* start The data *

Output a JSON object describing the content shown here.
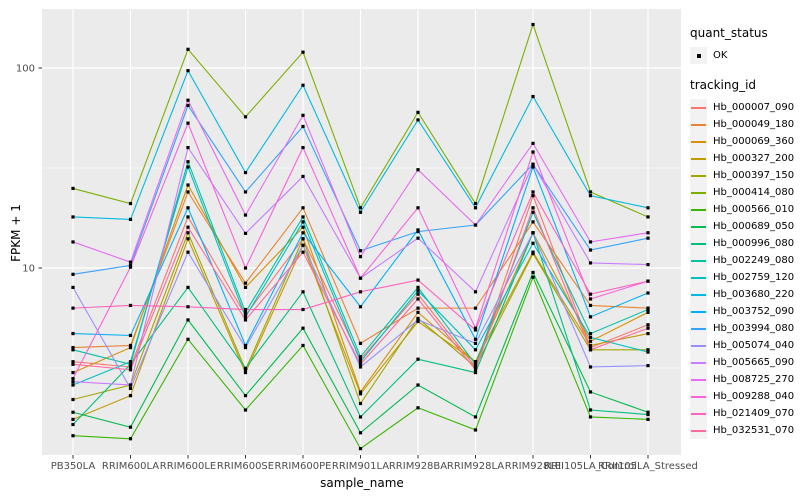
{
  "figure": {
    "background": "#FFFFFF",
    "panel_background": "#EBEBEB",
    "gridline_color": "#FFFFFF",
    "tick_color": "#333333",
    "tick_label_color": "#4D4D4D",
    "point_color": "#000000"
  },
  "legend": {
    "quant_status_title": "quant_status",
    "quant_status_items": [
      {
        "label": "OK",
        "marker": "black-point"
      }
    ],
    "tracking_id_title": "tracking_id"
  },
  "chart_data": {
    "type": "line",
    "title": "",
    "xlabel": "sample_name",
    "ylabel": "FPKM + 1",
    "y_scale": "log10",
    "y_ticks": [
      100,
      10
    ],
    "ylim": [
      1.15,
      200
    ],
    "grid": true,
    "legend_position": "right",
    "point_marker": "small black square (quant_status OK)",
    "categories": [
      "PB350LA",
      "RRIM600LA",
      "RRIM600LE",
      "RRIM600SE",
      "RRIM600PE",
      "RRIM901LA",
      "RRIM928BA",
      "RRIM928LA",
      "RRIM928LE",
      "RRII105LA_Control",
      "RRII105LA_Stressed"
    ],
    "series": [
      {
        "name": "Hb_000007_090",
        "color": "#F8766D",
        "values": [
          3.4,
          3.2,
          18,
          5.8,
          14,
          3.5,
          7.4,
          3.2,
          23,
          4.0,
          5.2
        ]
      },
      {
        "name": "Hb_000049_180",
        "color": "#EA8331",
        "values": [
          4.0,
          4.1,
          24,
          8.4,
          20,
          4.2,
          6.3,
          6.3,
          17,
          6.5,
          6.3
        ]
      },
      {
        "name": "Hb_000069_360",
        "color": "#D89000",
        "values": [
          3.0,
          4.0,
          26,
          8.0,
          16,
          2.4,
          6.0,
          3.4,
          15,
          4.3,
          6.0
        ]
      },
      {
        "name": "Hb_000327_200",
        "color": "#C09B00",
        "values": [
          1.75,
          2.3,
          14,
          3.0,
          13,
          2.35,
          5.4,
          3.4,
          12,
          4.1,
          4.7
        ]
      },
      {
        "name": "Hb_000397_150",
        "color": "#A3A500",
        "values": [
          2.2,
          2.6,
          15,
          3.1,
          14,
          2.1,
          5.6,
          3.2,
          11.8,
          3.9,
          3.9
        ]
      },
      {
        "name": "Hb_000414_080",
        "color": "#7CAE00",
        "values": [
          25,
          21,
          124,
          57,
          120,
          20,
          60,
          21,
          165,
          24,
          18
        ]
      },
      {
        "name": "Hb_000566_010",
        "color": "#39B600",
        "values": [
          1.45,
          1.4,
          4.4,
          1.95,
          4.1,
          1.25,
          2.0,
          1.55,
          9.0,
          1.8,
          1.75
        ]
      },
      {
        "name": "Hb_000689_050",
        "color": "#00BB4E",
        "values": [
          1.9,
          1.6,
          5.5,
          2.3,
          5.0,
          1.5,
          2.6,
          1.8,
          9.5,
          2.4,
          1.9
        ]
      },
      {
        "name": "Hb_000996_080",
        "color": "#00BF7D",
        "values": [
          1.65,
          3.3,
          8.0,
          3.15,
          7.6,
          1.8,
          3.5,
          3.0,
          15,
          1.95,
          1.85
        ]
      },
      {
        "name": "Hb_002249_080",
        "color": "#00C1A3",
        "values": [
          3.9,
          3.3,
          34,
          6.0,
          18,
          3.6,
          8.0,
          3.3,
          19,
          4.7,
          6.2
        ]
      },
      {
        "name": "Hb_002759_120",
        "color": "#00BFC4",
        "values": [
          2.6,
          3.4,
          32,
          5.7,
          17,
          3.4,
          7.7,
          3.9,
          13.3,
          4.5,
          3.8
        ]
      },
      {
        "name": "Hb_003680_220",
        "color": "#00BAE0",
        "values": [
          18,
          17.5,
          97,
          30,
          82,
          19,
          55,
          20,
          72,
          23,
          20
        ]
      },
      {
        "name": "Hb_003752_090",
        "color": "#00B0F6",
        "values": [
          4.7,
          4.6,
          20,
          4.1,
          15,
          6.4,
          15.5,
          4.4,
          32,
          5.7,
          7.5
        ]
      },
      {
        "name": "Hb_003994_080",
        "color": "#35A2FF",
        "values": [
          9.3,
          10.3,
          65,
          24,
          51,
          12.2,
          15.2,
          16.4,
          33,
          12.3,
          14.1
        ]
      },
      {
        "name": "Hb_005074_040",
        "color": "#9590FF",
        "values": [
          8.0,
          2.5,
          12,
          4.0,
          13,
          3.2,
          5.5,
          4.2,
          15,
          3.2,
          3.25
        ]
      },
      {
        "name": "Hb_005665_090",
        "color": "#C77CFF",
        "values": [
          2.7,
          2.6,
          40,
          14.9,
          28.7,
          8.9,
          14.1,
          7.6,
          33,
          10.6,
          10.4
        ]
      },
      {
        "name": "Hb_008725_270",
        "color": "#E76BF3",
        "values": [
          13.5,
          10.7,
          69,
          18.4,
          58,
          11.4,
          31,
          16.4,
          42,
          13.5,
          15
        ]
      },
      {
        "name": "Hb_009288_040",
        "color": "#FA62DB",
        "values": [
          2.8,
          10.1,
          53,
          10,
          40,
          8.9,
          20,
          5.0,
          38,
          7.0,
          8.6
        ]
      },
      {
        "name": "Hb_021409_070",
        "color": "#FF62BC",
        "values": [
          6.3,
          6.5,
          6.4,
          6.2,
          6.2,
          7.6,
          8.7,
          4.9,
          24,
          7.4,
          8.6
        ]
      },
      {
        "name": "Hb_032531_070",
        "color": "#FF6A98",
        "values": [
          3.3,
          3.1,
          16,
          5.5,
          12,
          3.3,
          7.0,
          3.1,
          20,
          3.9,
          5.0
        ]
      }
    ]
  }
}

* end The data *

* Goal of the exercise *
Copy out each line exactly, without the pictures.

* Solution to this task *
Output a JSON object describing the content shown here.
{
  "figure": {
    "background": "#FFFFFF",
    "panel_background": "#EBEBEB",
    "gridline_color": "#FFFFFF",
    "tick_color": "#333333",
    "tick_label_color": "#4D4D4D",
    "point_color": "#000000"
  },
  "legend": {
    "quant_status_title": "quant_status",
    "quant_status_items": [
      {
        "label": "OK",
        "marker": "black-point"
      }
    ],
    "tracking_id_title": "tracking_id"
  },
  "chart_data": {
    "type": "line",
    "title": "",
    "xlabel": "sample_name",
    "ylabel": "FPKM + 1",
    "y_scale": "log10",
    "y_ticks": [
      100,
      10
    ],
    "ylim": [
      1.15,
      200
    ],
    "grid": true,
    "legend_position": "right",
    "point_marker": "small black square (quant_status OK)",
    "categories": [
      "PB350LA",
      "RRIM600LA",
      "RRIM600LE",
      "RRIM600SE",
      "RRIM600PE",
      "RRIM901LA",
      "RRIM928BA",
      "RRIM928LA",
      "RRIM928LE",
      "RRII105LA_Control",
      "RRII105LA_Stressed"
    ],
    "series": [
      {
        "name": "Hb_000007_090",
        "color": "#F8766D",
        "values": [
          3.4,
          3.2,
          18,
          5.8,
          14,
          3.5,
          7.4,
          3.2,
          23,
          4.0,
          5.2
        ]
      },
      {
        "name": "Hb_000049_180",
        "color": "#EA8331",
        "values": [
          4.0,
          4.1,
          24,
          8.4,
          20,
          4.2,
          6.3,
          6.3,
          17,
          6.5,
          6.3
        ]
      },
      {
        "name": "Hb_000069_360",
        "color": "#D89000",
        "values": [
          3.0,
          4.0,
          26,
          8.0,
          16,
          2.4,
          6.0,
          3.4,
          15,
          4.3,
          6.0
        ]
      },
      {
        "name": "Hb_000327_200",
        "color": "#C09B00",
        "values": [
          1.75,
          2.3,
          14,
          3.0,
          13,
          2.35,
          5.4,
          3.4,
          12,
          4.1,
          4.7
        ]
      },
      {
        "name": "Hb_000397_150",
        "color": "#A3A500",
        "values": [
          2.2,
          2.6,
          15,
          3.1,
          14,
          2.1,
          5.6,
          3.2,
          11.8,
          3.9,
          3.9
        ]
      },
      {
        "name": "Hb_000414_080",
        "color": "#7CAE00",
        "values": [
          25,
          21,
          124,
          57,
          120,
          20,
          60,
          21,
          165,
          24,
          18
        ]
      },
      {
        "name": "Hb_000566_010",
        "color": "#39B600",
        "values": [
          1.45,
          1.4,
          4.4,
          1.95,
          4.1,
          1.25,
          2.0,
          1.55,
          9.0,
          1.8,
          1.75
        ]
      },
      {
        "name": "Hb_000689_050",
        "color": "#00BB4E",
        "values": [
          1.9,
          1.6,
          5.5,
          2.3,
          5.0,
          1.5,
          2.6,
          1.8,
          9.5,
          2.4,
          1.9
        ]
      },
      {
        "name": "Hb_000996_080",
        "color": "#00BF7D",
        "values": [
          1.65,
          3.3,
          8.0,
          3.15,
          7.6,
          1.8,
          3.5,
          3.0,
          15,
          1.95,
          1.85
        ]
      },
      {
        "name": "Hb_002249_080",
        "color": "#00C1A3",
        "values": [
          3.9,
          3.3,
          34,
          6.0,
          18,
          3.6,
          8.0,
          3.3,
          19,
          4.7,
          6.2
        ]
      },
      {
        "name": "Hb_002759_120",
        "color": "#00BFC4",
        "values": [
          2.6,
          3.4,
          32,
          5.7,
          17,
          3.4,
          7.7,
          3.9,
          13.3,
          4.5,
          3.8
        ]
      },
      {
        "name": "Hb_003680_220",
        "color": "#00BAE0",
        "values": [
          18,
          17.5,
          97,
          30,
          82,
          19,
          55,
          20,
          72,
          23,
          20
        ]
      },
      {
        "name": "Hb_003752_090",
        "color": "#00B0F6",
        "values": [
          4.7,
          4.6,
          20,
          4.1,
          15,
          6.4,
          15.5,
          4.4,
          32,
          5.7,
          7.5
        ]
      },
      {
        "name": "Hb_003994_080",
        "color": "#35A2FF",
        "values": [
          9.3,
          10.3,
          65,
          24,
          51,
          12.2,
          15.2,
          16.4,
          33,
          12.3,
          14.1
        ]
      },
      {
        "name": "Hb_005074_040",
        "color": "#9590FF",
        "values": [
          8.0,
          2.5,
          12,
          4.0,
          13,
          3.2,
          5.5,
          4.2,
          15,
          3.2,
          3.25
        ]
      },
      {
        "name": "Hb_005665_090",
        "color": "#C77CFF",
        "values": [
          2.7,
          2.6,
          40,
          14.9,
          28.7,
          8.9,
          14.1,
          7.6,
          33,
          10.6,
          10.4
        ]
      },
      {
        "name": "Hb_008725_270",
        "color": "#E76BF3",
        "values": [
          13.5,
          10.7,
          69,
          18.4,
          58,
          11.4,
          31,
          16.4,
          42,
          13.5,
          15
        ]
      },
      {
        "name": "Hb_009288_040",
        "color": "#FA62DB",
        "values": [
          2.8,
          10.1,
          53,
          10,
          40,
          8.9,
          20,
          5.0,
          38,
          7.0,
          8.6
        ]
      },
      {
        "name": "Hb_021409_070",
        "color": "#FF62BC",
        "values": [
          6.3,
          6.5,
          6.4,
          6.2,
          6.2,
          7.6,
          8.7,
          4.9,
          24,
          7.4,
          8.6
        ]
      },
      {
        "name": "Hb_032531_070",
        "color": "#FF6A98",
        "values": [
          3.3,
          3.1,
          16,
          5.5,
          12,
          3.3,
          7.0,
          3.1,
          20,
          3.9,
          5.0
        ]
      }
    ]
  }
}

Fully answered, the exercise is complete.